> _Problem statement_: From the entries below, pull out each line where "overline" appears.

> _Supplied records_:
§ §

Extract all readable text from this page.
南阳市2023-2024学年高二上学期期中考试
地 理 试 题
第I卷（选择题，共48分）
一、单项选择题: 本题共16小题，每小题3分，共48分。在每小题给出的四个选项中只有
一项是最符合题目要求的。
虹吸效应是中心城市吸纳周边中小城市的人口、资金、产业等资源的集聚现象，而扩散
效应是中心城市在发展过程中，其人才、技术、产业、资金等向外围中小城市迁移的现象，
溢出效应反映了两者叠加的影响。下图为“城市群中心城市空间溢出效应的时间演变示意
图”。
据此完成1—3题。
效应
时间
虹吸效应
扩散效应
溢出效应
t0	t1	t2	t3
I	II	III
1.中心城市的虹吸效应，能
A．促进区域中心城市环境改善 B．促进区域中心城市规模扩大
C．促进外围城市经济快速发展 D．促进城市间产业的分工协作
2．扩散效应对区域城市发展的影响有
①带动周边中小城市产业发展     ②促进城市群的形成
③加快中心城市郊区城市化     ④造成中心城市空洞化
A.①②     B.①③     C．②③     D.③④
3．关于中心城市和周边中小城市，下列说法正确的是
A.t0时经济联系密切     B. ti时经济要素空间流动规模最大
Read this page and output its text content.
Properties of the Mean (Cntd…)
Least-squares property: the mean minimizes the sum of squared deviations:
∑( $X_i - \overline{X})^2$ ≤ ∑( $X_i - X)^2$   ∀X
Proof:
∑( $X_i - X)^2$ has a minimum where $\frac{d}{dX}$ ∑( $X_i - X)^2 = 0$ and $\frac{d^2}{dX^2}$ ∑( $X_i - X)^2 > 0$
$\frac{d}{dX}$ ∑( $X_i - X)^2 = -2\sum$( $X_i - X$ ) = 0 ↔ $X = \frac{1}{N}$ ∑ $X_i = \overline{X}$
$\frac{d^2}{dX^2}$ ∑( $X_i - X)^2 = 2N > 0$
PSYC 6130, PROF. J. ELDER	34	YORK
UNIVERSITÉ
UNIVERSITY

§ §

> _Response_:
∑( $X_i - \overline{X})^2$ ≤ ∑( $X_i - X)^2$   ∀X
$\frac{d}{dX}$ ∑( $X_i - X)^2 = -2\sum$( $X_i - X$ ) = 0 ↔ $X = \frac{1}{N}$ ∑ $X_i = \overline{X}$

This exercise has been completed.